*** Input data
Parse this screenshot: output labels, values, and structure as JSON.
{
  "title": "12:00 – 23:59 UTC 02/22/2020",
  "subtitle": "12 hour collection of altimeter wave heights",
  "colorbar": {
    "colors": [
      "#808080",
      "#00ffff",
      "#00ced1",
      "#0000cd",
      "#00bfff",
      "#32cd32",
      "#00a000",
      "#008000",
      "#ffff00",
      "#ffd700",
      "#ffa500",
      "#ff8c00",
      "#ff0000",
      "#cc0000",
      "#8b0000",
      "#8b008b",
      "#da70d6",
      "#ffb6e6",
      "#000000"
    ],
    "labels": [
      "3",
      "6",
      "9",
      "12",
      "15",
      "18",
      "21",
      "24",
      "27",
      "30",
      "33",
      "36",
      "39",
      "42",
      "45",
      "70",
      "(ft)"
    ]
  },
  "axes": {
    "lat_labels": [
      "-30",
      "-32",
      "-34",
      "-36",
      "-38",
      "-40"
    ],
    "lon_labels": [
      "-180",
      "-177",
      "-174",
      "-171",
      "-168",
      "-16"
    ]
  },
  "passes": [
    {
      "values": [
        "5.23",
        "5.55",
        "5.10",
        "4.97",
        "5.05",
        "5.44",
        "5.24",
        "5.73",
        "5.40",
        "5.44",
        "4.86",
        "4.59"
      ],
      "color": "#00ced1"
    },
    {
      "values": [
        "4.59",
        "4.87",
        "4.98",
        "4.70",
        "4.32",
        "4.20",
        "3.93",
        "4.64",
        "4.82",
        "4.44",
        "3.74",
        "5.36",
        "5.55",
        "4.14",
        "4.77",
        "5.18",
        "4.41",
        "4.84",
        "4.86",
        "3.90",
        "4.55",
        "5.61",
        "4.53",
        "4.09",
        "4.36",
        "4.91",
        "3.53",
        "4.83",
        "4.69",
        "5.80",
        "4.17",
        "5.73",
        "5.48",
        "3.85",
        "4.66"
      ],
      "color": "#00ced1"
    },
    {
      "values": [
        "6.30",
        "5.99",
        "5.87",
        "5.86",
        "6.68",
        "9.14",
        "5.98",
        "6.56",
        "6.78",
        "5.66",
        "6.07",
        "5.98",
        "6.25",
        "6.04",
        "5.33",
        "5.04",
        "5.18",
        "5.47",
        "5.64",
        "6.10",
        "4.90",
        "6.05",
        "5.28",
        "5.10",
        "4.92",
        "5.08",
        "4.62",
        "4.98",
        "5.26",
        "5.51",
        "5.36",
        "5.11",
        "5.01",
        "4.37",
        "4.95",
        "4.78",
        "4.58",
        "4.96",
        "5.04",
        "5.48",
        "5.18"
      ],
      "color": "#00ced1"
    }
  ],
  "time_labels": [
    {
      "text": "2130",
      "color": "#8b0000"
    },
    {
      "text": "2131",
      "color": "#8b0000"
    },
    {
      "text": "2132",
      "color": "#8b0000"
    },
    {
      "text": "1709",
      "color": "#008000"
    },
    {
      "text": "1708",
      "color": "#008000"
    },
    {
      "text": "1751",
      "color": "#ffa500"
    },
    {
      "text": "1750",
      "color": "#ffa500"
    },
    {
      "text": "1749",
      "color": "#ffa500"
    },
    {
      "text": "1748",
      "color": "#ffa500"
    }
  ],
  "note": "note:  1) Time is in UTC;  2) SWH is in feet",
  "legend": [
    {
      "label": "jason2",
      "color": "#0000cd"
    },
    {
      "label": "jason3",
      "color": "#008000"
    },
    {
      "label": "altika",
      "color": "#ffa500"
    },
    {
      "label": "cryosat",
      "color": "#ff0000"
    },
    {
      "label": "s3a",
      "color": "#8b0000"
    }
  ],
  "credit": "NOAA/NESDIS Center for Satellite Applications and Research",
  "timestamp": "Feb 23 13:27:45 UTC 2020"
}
******
* **Problem to solve**: Exactly reproduce every line of the records.

* **Reply to the task**:
Parse this screenshot: output labels, values, and structure as JSON.
{
  "title": "12:00 – 23:59 UTC 02/22/2020",
  "subtitle": "12 hour collection of altimeter wave heights",
  "colorbar": {
    "colors": [
      "#808080",
      "#00ffff",
      "#00ced1",
      "#0000cd",
      "#00bfff",
      "#32cd32",
      "#00a000",
      "#008000",
      "#ffff00",
      "#ffd700",
      "#ffa500",
      "#ff8c00",
      "#ff0000",
      "#cc0000",
      "#8b0000",
      "#8b008b",
      "#da70d6",
      "#ffb6e6",
      "#000000"
    ],
    "labels": [
      "3",
      "6",
      "9",
      "12",
      "15",
      "18",
      "21",
      "24",
      "27",
      "30",
      "33",
      "36",
      "39",
      "42",
      "45",
      "70",
      "(ft)"
    ]
  },
  "axes": {
    "lat_labels": [
      "-30",
      "-32",
      "-34",
      "-36",
      "-38",
      "-40"
    ],
    "lon_labels": [
      "-180",
      "-177",
      "-174",
      "-171",
      "-168",
      "-16"
    ]
  },
  "passes": [
    {
      "values": [
        "5.23",
        "5.55",
        "5.10",
        "4.97",
        "5.05",
        "5.44",
        "5.24",
        "5.73",
        "5.40",
        "5.44",
        "4.86",
        "4.59"
      ],
      "color": "#00ced1"
    },
    {
      "values": [
        "4.59",
        "4.87",
        "4.98",
        "4.70",
        "4.32",
        "4.20",
        "3.93",
        "4.64",
        "4.82",
        "4.44",
        "3.74",
        "5.36",
        "5.55",
        "4.14",
        "4.77",
        "5.18",
        "4.41",
        "4.84",
        "4.86",
        "3.90",
        "4.55",
        "5.61",
        "4.53",
        "4.09",
        "4.36",
        "4.91",
        "3.53",
        "4.83",
        "4.69",
        "5.80",
        "4.17",
        "5.73",
        "5.48",
        "3.85",
        "4.66"
      ],
      "color": "#00ced1"
    },
    {
      "values": [
        "6.30",
        "5.99",
        "5.87",
        "5.86",
        "6.68",
        "9.14",
        "5.98",
        "6.56",
        "6.78",
        "5.66",
        "6.07",
        "5.98",
        "6.25",
        "6.04",
        "5.33",
        "5.04",
        "5.18",
        "5.47",
        "5.64",
        "6.10",
        "4.90",
        "6.05",
        "5.28",
        "5.10",
        "4.92",
        "5.08",
        "4.62",
        "4.98",
        "5.26",
        "5.51",
        "5.36",
        "5.11",
        "5.01",
        "4.37",
        "4.95",
        "4.78",
        "4.58",
        "4.96",
        "5.04",
        "5.48",
        "5.18"
      ],
      "color": "#00ced1"
    }
  ],
  "time_labels": [
    {
      "text": "2130",
      "color": "#8b0000"
    },
    {
      "text": "2131",
      "color": "#8b0000"
    },
    {
      "text": "2132",
      "color": "#8b0000"
    },
    {
      "text": "1709",
      "color": "#008000"
    },
    {
      "text": "1708",
      "color": "#008000"
    },
    {
      "text": "1751",
      "color": "#ffa500"
    },
    {
      "text": "1750",
      "color": "#ffa500"
    },
    {
      "text": "1749",
      "color": "#ffa500"
    },
    {
      "text": "1748",
      "color": "#ffa500"
    }
  ],
  "note": "note:  1) Time is in UTC;  2) SWH is in feet",
  "legend": [
    {
      "label": "jason2",
      "color": "#0000cd"
    },
    {
      "label": "jason3",
      "color": "#008000"
    },
    {
      "label": "altika",
      "color": "#ffa500"
    },
    {
      "label": "cryosat",
      "color": "#ff0000"
    },
    {
      "label": "s3a",
      "color": "#8b0000"
    }
  ],
  "credit": "NOAA/NESDIS Center for Satellite Applications and Research",
  "timestamp": "Feb 23 13:27:45 UTC 2020"
}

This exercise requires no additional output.